_WHAT IS ASKED_.
Skip every picture and transcribe the remaining material exactly.

_Stored items from a collection_.
┌────────

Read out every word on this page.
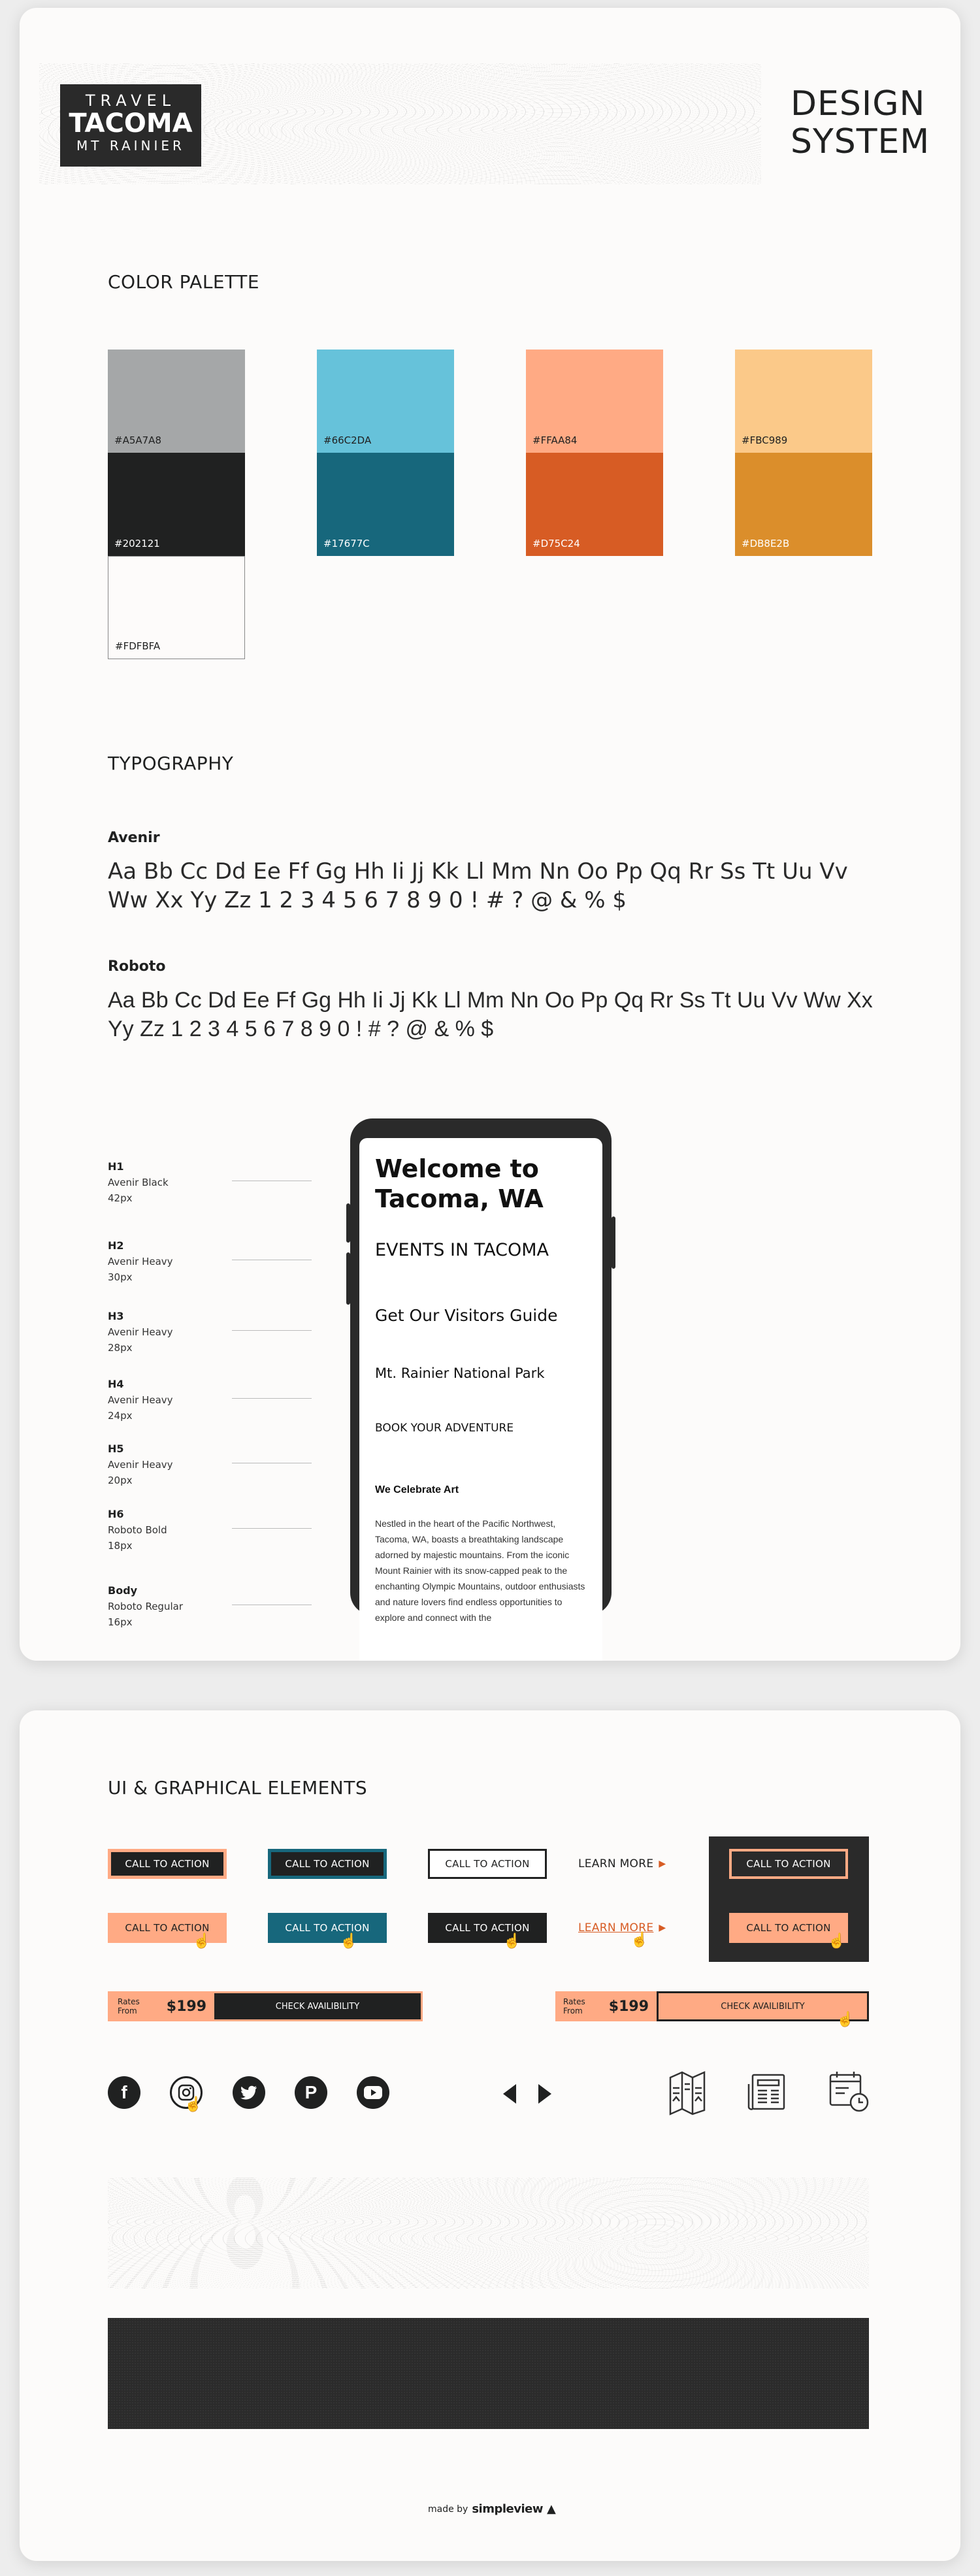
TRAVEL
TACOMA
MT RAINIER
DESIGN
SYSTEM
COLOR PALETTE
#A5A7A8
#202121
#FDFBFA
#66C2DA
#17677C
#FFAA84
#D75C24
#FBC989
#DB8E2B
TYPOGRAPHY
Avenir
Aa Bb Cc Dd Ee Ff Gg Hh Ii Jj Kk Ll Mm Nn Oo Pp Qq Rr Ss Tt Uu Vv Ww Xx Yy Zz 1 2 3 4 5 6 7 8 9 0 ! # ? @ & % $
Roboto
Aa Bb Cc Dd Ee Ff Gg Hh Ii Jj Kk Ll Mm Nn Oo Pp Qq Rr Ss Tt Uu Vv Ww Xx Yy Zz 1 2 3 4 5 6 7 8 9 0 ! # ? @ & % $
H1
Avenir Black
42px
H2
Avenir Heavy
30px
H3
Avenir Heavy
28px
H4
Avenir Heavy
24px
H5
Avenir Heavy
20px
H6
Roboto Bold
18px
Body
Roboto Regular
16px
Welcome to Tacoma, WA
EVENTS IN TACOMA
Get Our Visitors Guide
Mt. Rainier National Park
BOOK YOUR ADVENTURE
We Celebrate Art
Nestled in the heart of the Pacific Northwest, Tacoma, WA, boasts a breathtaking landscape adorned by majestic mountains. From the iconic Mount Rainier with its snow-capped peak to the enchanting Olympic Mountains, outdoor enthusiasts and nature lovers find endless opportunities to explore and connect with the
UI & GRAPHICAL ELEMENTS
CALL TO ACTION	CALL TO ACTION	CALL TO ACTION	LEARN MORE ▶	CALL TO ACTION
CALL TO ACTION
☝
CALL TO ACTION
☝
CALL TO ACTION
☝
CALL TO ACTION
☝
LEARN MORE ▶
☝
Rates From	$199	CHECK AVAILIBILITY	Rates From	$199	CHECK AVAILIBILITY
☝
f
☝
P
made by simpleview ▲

└────────

_EXERCISE SOLUTION_.
Read out every word on this page.
TRAVEL
TACOMA
MT RAINIER
DESIGN
SYSTEM
COLOR PALETTE
#A5A7A8
#202121
#FDFBFA
#66C2DA
#17677C
#FFAA84
#D75C24
#FBC989
#DB8E2B
TYPOGRAPHY
Avenir
Aa Bb Cc Dd Ee Ff Gg Hh Ii Jj Kk Ll Mm Nn Oo Pp Qq Rr Ss Tt Uu Vv Ww Xx Yy Zz 1 2 3 4 5 6 7 8 9 0 ! # ? @ & % $
Roboto
Aa Bb Cc Dd Ee Ff Gg Hh Ii Jj Kk Ll Mm Nn Oo Pp Qq Rr Ss Tt Uu Vv Ww Xx Yy Zz 1 2 3 4 5 6 7 8 9 0 ! # ? @ & % $
H1
Avenir Black
42px
H2
Avenir Heavy
30px
H3
Avenir Heavy
28px
H4
Avenir Heavy
24px
H5
Avenir Heavy
20px
H6
Roboto Bold
18px
Body
Roboto Regular
16px
Welcome to Tacoma, WA
EVENTS IN TACOMA
Get Our Visitors Guide
Mt. Rainier National Park
BOOK YOUR ADVENTURE
We Celebrate Art
Nestled in the heart of the Pacific Northwest, Tacoma, WA, boasts a breathtaking landscape adorned by majestic mountains. From the iconic Mount Rainier with its snow-capped peak to the enchanting Olympic Mountains, outdoor enthusiasts and nature lovers find endless opportunities to explore and connect with the
UI & GRAPHICAL ELEMENTS
CALL TO ACTION	CALL TO ACTION	CALL TO ACTION	LEARN MORE ▶	CALL TO ACTION
CALL TO ACTION
☝
CALL TO ACTION
☝
CALL TO ACTION
☝
CALL TO ACTION
☝
LEARN MORE ▶
☝
Rates From	$199	CHECK AVAILIBILITY	Rates From	$199	CHECK AVAILIBILITY
☝
f
☝
P
made by simpleview ▲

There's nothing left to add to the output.